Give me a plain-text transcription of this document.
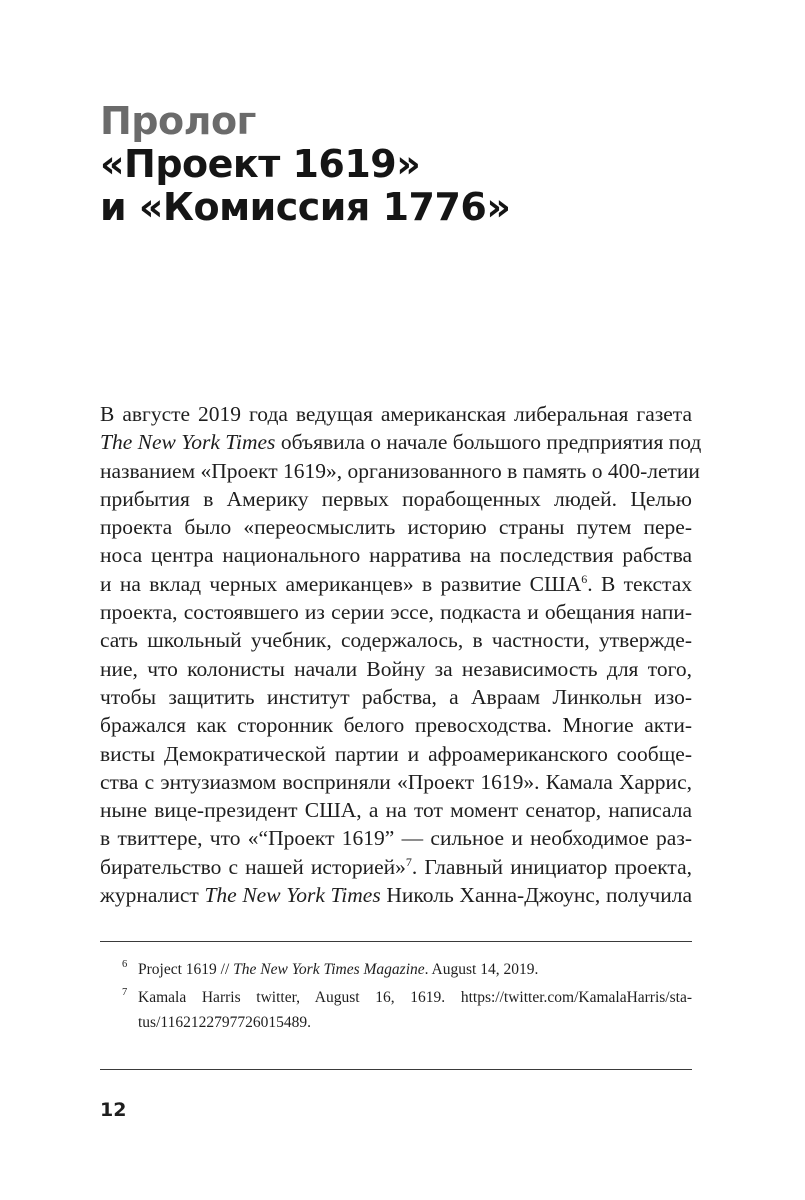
Пролог
«Проект 1619»
и «Комиссия 1776»
В августе 2019 года ведущая американская либеральная газета
The New York Times объявила о начале большого предприятия под
названием «Проект 1619», организованного в память о 400-летии
прибытия в Америку первых порабощенных людей. Целью
проекта было «переосмыслить историю страны путем пере-
носа центра национального нарратива на последствия рабства
и на вклад черных американцев» в развитие США$^6$. В текстах
проекта, состоявшего из серии эссе, подкаста и обещания напи-
сать школьный учебник, содержалось, в частности, утвержде-
ние, что колонисты начали Войну за независимость для того,
чтобы защитить институт рабства, а Авраам Линкольн изо-
бражался как сторонник белого превосходства. Многие акти-
висты Демократической партии и афроамериканского сообще-
ства с энтузиазмом восприняли «Проект 1619». Камала Харрис,
ныне вице-президент США, а на тот момент сенатор, написала
в твиттере, что «“Проект 1619” — сильное и необходимое раз-
бирательство с нашей историей»$^7$. Главный инициатор проекта,
журналист The New York Times Николь Ханна-Джоунс, получила
6 Project 1619 // The New York Times Magazine. August 14, 2019.
7 Kamala Harris twitter, August 16, 1619. https://twitter.com/KamalaHarris/sta-
tus/1162122797726015489.
12
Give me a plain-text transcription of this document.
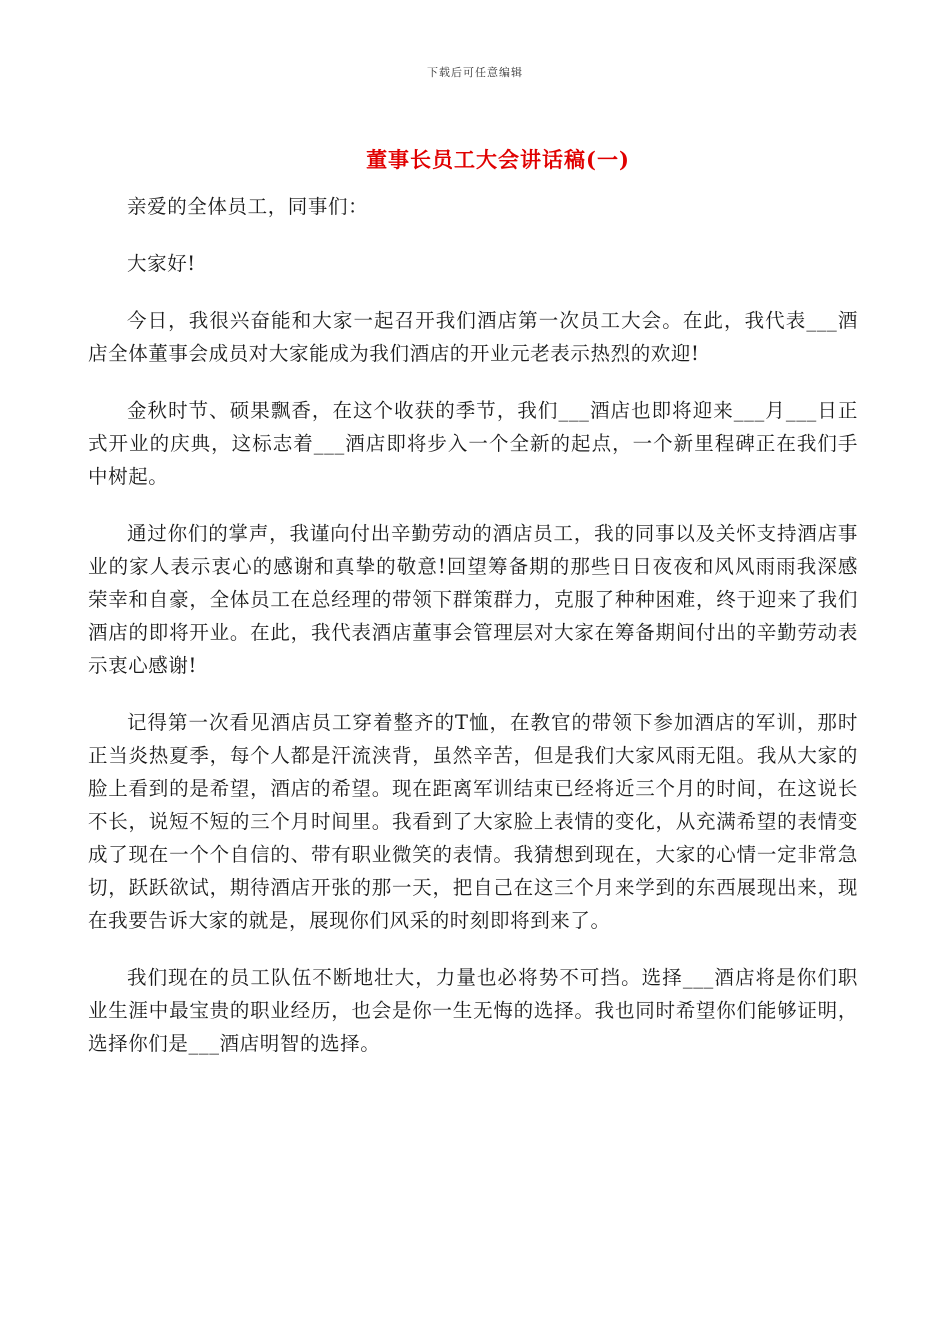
下载后可任意编辑
董事长员工大会讲话稿(一)

亲爱的全体员工，同事们：

大家好!

今日，我很兴奋能和大家一起召开我们酒店第一次员工大会。在此，我代表___酒店全体董事会成员对大家能成为我们酒店的开业元老表示热烈的欢迎!

金秋时节、硕果飘香，在这个收获的季节，我们___酒店也即将迎来___月___日正式开业的庆典，这标志着___酒店即将步入一个全新的起点，一个新里程碑正在我们手中树起。

通过你们的掌声，我谨向付出辛勤劳动的酒店员工，我的同事以及关怀支持酒店事业的家人表示衷心的感谢和真挚的敬意!回望筹备期的那些日日夜夜和风风雨雨我深感荣幸和自豪，全体员工在总经理的带领下群策群力，克服了种种困难，终于迎来了我们酒店的即将开业。在此，我代表酒店董事会管理层对大家在筹备期间付出的辛勤劳动表示衷心感谢!

记得第一次看见酒店员工穿着整齐的T恤，在教官的带领下参加酒店的军训，那时正当炎热夏季，每个人都是汗流浃背，虽然辛苦，但是我们大家风雨无阻。我从大家的脸上看到的是希望，酒店的希望。现在距离军训结束已经将近三个月的时间，在这说长不长，说短不短的三个月时间里。我看到了大家脸上表情的变化，从充满希望的表情变成了现在一个个自信的、带有职业微笑的表情。我猜想到现在，大家的心情一定非常急切，跃跃欲试，期待酒店开张的那一天，把自己在这三个月来学到的东西展现出来，现在我要告诉大家的就是，展现你们风采的时刻即将到来了。

我们现在的员工队伍不断地壮大，力量也必将势不可挡。选择___酒店将是你们职业生涯中最宝贵的职业经历，也会是你一生无悔的选择。我也同时希望你们能够证明，选择你们是___酒店明智的选择。
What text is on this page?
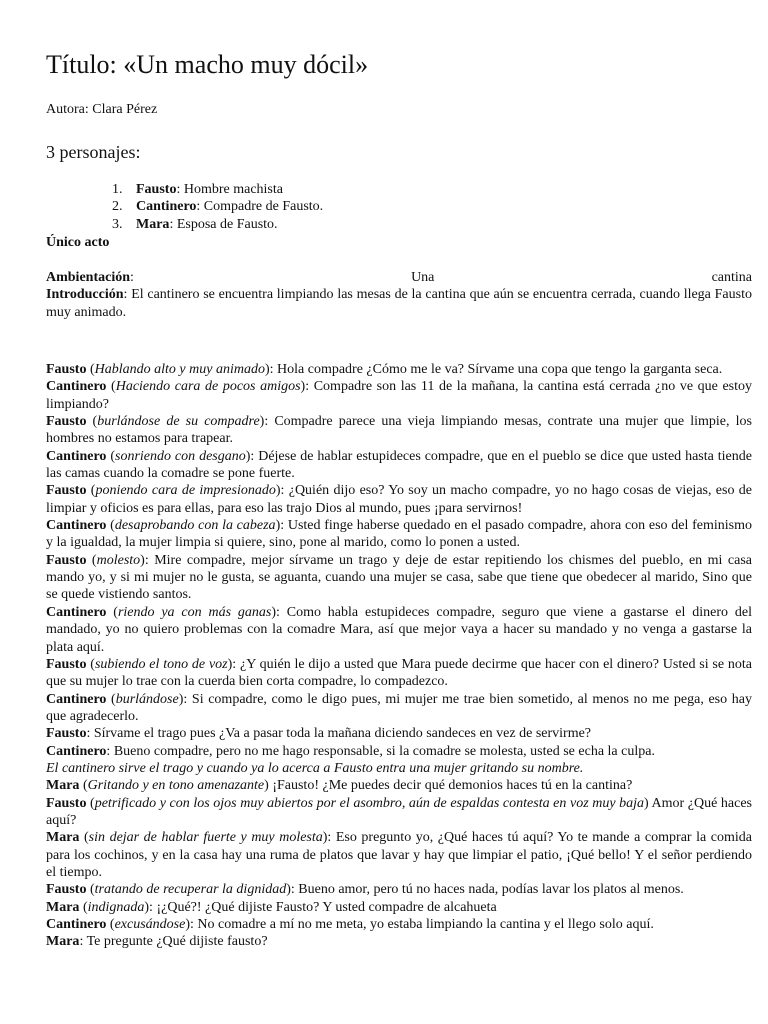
Título: «Un macho muy dócil»
Autora: Clara Pérez
3 personajes:
1. Fausto: Hombre machista
2. Cantinero: Compadre de Fausto.
3. Mara: Esposa de Fausto.
Único acto
Ambientación:	Una	cantina
Introducción: El cantinero se encuentra limpiando las mesas de la cantina que aún se encuentra cerrada, cuando llega Fausto muy animado.

Fausto (Hablando alto y muy animado): Hola compadre ¿Cómo me le va? Sírvame una copa que tengo la garganta seca.

Cantinero (Haciendo cara de pocos amigos): Compadre son las 11 de la mañana, la cantina está cerrada ¿no ve que estoy limpiando?

Fausto (burlándose de su compadre): Compadre parece una vieja limpiando mesas, contrate una mujer que limpie, los hombres no estamos para trapear.

Cantinero (sonriendo con desgano): Déjese de hablar estupideces compadre, que en el pueblo se dice que usted hasta tiende las camas cuando la comadre se pone fuerte.

Fausto (poniendo cara de impresionado): ¿Quién dijo eso? Yo soy un macho compadre, yo no hago cosas de viejas, eso de limpiar y oficios es para ellas, para eso las trajo Dios al mundo, pues ¡para servirnos!

Cantinero (desaprobando con la cabeza): Usted finge haberse quedado en el pasado compadre, ahora con eso del feminismo y la igualdad, la mujer limpia si quiere, sino, pone al marido, como lo ponen a usted.

Fausto (molesto): Mire compadre, mejor sírvame un trago y deje de estar repitiendo los chismes del pueblo, en mi casa mando yo, y si mi mujer no le gusta, se aguanta, cuando una mujer se casa, sabe que tiene que obedecer al marido, Sino que se quede vistiendo santos.

Cantinero (riendo ya con más ganas): Como habla estupideces compadre, seguro que viene a gastarse el dinero del mandado, yo no quiero problemas con la comadre Mara, así que mejor vaya a hacer su mandado y no venga a gastarse la plata aquí.

Fausto (subiendo el tono de voz): ¿Y quién le dijo a usted que Mara puede decirme que hacer con el dinero? Usted si se nota que su mujer lo trae con la cuerda bien corta compadre, lo compadezco.

Cantinero (burlándose): Si compadre, como le digo pues, mi mujer me trae bien sometido, al menos no me pega, eso hay que agradecerlo.

Fausto: Sírvame el trago pues ¿Va a pasar toda la mañana diciendo sandeces en vez de servirme?

Cantinero: Bueno compadre, pero no me hago responsable, si la comadre se molesta, usted se echa la culpa.

El cantinero sirve el trago y cuando ya lo acerca a Fausto entra una mujer gritando su nombre.

Mara (Gritando y en tono amenazante) ¡Fausto! ¿Me puedes decir qué demonios haces tú en la cantina?

Fausto (petrificado y con los ojos muy abiertos por el asombro, aún de espaldas contesta en voz muy baja) Amor ¿Qué haces aquí?

Mara (sin dejar de hablar fuerte y muy molesta): Eso pregunto yo, ¿Qué haces tú aquí? Yo te mande a comprar la comida para los cochinos, y en la casa hay una ruma de platos que lavar y hay que limpiar el patio, ¡Qué bello! Y el señor perdiendo el tiempo.

Fausto (tratando de recuperar la dignidad): Bueno amor, pero tú no haces nada, podías lavar los platos al menos.

Mara (indignada): ¡¿Qué?! ¿Qué dijiste Fausto? Y usted compadre de alcahueta

Cantinero (excusándose): No comadre a mí no me meta, yo estaba limpiando la cantina y el llego solo aquí.

Mara: Te pregunte ¿Qué dijiste fausto?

☆ ☆ ☆ ☆ ☆ ☆ ☆

◆ WORK TO DO ◆
List each line of the records that holds the string "pero".

◆ COMPLETE RESPONSE ◆
Cantinero: Bueno compadre, pero no me hago responsable, si la comadre se molesta, usted se echa la culpa.
Fausto (tratando de recuperar la dignidad): Bueno amor, pero tú no haces nada, podías lavar los platos al menos.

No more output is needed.